**** RECORD EXCERPTS ****
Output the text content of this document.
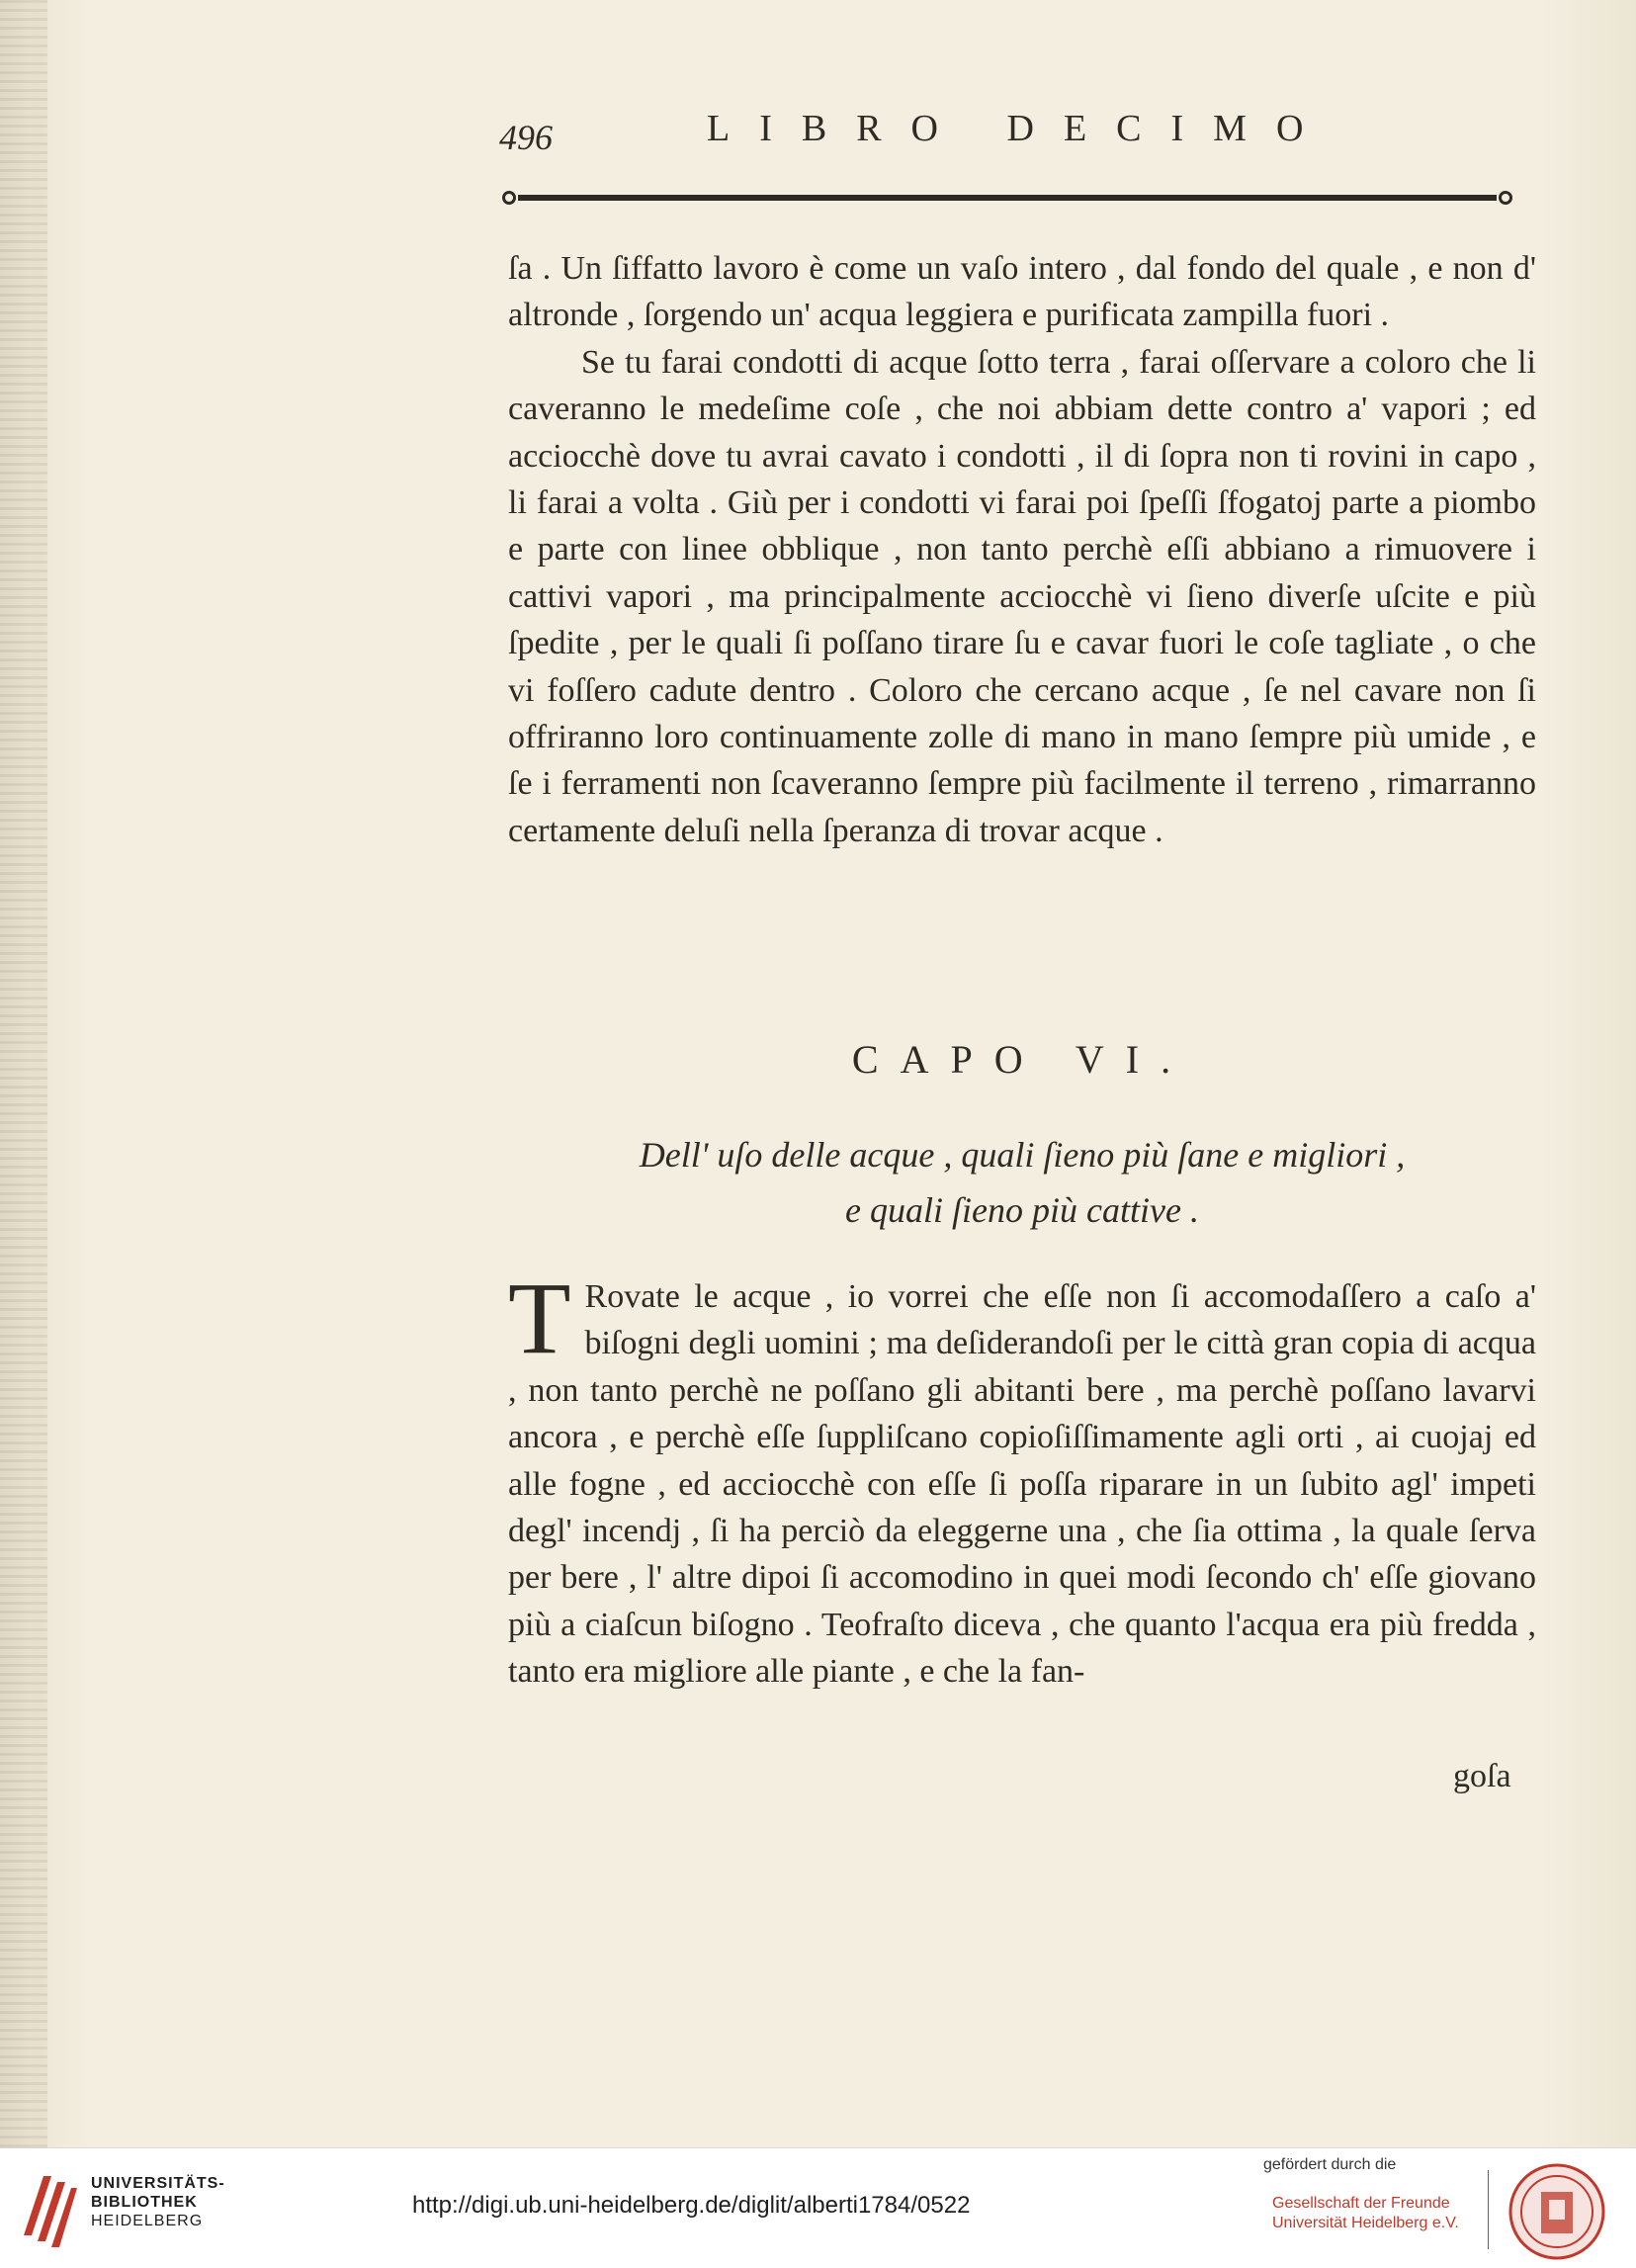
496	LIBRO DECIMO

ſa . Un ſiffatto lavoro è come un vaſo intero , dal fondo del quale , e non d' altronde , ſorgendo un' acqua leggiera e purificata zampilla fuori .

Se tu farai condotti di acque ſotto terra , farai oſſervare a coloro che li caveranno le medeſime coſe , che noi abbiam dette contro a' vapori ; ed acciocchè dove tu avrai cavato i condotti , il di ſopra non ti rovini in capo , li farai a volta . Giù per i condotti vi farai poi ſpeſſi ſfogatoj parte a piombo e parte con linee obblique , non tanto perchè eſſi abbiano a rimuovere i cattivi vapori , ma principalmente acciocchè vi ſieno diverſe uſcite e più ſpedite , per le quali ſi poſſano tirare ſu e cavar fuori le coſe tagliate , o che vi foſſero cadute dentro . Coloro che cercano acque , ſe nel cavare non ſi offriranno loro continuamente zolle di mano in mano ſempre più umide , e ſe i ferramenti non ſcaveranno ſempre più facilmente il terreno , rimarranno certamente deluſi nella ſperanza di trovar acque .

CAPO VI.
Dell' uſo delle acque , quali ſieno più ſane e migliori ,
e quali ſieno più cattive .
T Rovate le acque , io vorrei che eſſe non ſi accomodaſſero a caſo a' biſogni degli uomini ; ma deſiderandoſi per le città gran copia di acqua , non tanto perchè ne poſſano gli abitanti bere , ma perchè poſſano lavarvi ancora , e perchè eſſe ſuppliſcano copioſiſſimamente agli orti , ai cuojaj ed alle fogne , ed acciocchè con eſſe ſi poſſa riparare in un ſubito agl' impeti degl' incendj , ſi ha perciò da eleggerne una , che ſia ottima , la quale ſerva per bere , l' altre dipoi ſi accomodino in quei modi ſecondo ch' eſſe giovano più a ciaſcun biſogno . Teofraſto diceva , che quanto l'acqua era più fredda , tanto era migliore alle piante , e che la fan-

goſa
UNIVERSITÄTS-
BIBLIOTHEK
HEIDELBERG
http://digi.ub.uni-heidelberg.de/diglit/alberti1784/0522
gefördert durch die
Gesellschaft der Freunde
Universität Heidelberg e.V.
****
WHAT THIS TASK INVOLVES — Retype all the records shown above, character for character. Omit every picture.

RESPONSE TO THE TASK —
Output the text content of this document.
496	LIBRO DECIMO

ſa . Un ſiffatto lavoro è come un vaſo intero , dal fondo del quale , e non d' altronde , ſorgendo un' acqua leggiera e purificata zampilla fuori .

Se tu farai condotti di acque ſotto terra , farai oſſervare a coloro che li caveranno le medeſime coſe , che noi abbiam dette contro a' vapori ; ed acciocchè dove tu avrai cavato i condotti , il di ſopra non ti rovini in capo , li farai a volta . Giù per i condotti vi farai poi ſpeſſi ſfogatoj parte a piombo e parte con linee obblique , non tanto perchè eſſi abbiano a rimuovere i cattivi vapori , ma principalmente acciocchè vi ſieno diverſe uſcite e più ſpedite , per le quali ſi poſſano tirare ſu e cavar fuori le coſe tagliate , o che vi foſſero cadute dentro . Coloro che cercano acque , ſe nel cavare non ſi offriranno loro continuamente zolle di mano in mano ſempre più umide , e ſe i ferramenti non ſcaveranno ſempre più facilmente il terreno , rimarranno certamente deluſi nella ſperanza di trovar acque .

CAPO VI.
Dell' uſo delle acque , quali ſieno più ſane e migliori ,
e quali ſieno più cattive .
T Rovate le acque , io vorrei che eſſe non ſi accomodaſſero a caſo a' biſogni degli uomini ; ma deſiderandoſi per le città gran copia di acqua , non tanto perchè ne poſſano gli abitanti bere , ma perchè poſſano lavarvi ancora , e perchè eſſe ſuppliſcano copioſiſſimamente agli orti , ai cuojaj ed alle fogne , ed acciocchè con eſſe ſi poſſa riparare in un ſubito agl' impeti degl' incendj , ſi ha perciò da eleggerne una , che ſia ottima , la quale ſerva per bere , l' altre dipoi ſi accomodino in quei modi ſecondo ch' eſſe giovano più a ciaſcun biſogno . Teofraſto diceva , che quanto l'acqua era più fredda , tanto era migliore alle piante , e che la fan-

goſa
UNIVERSITÄTS-
BIBLIOTHEK
HEIDELBERG
http://digi.ub.uni-heidelberg.de/diglit/alberti1784/0522
gefördert durch die
Gesellschaft der Freunde
Universität Heidelberg e.V.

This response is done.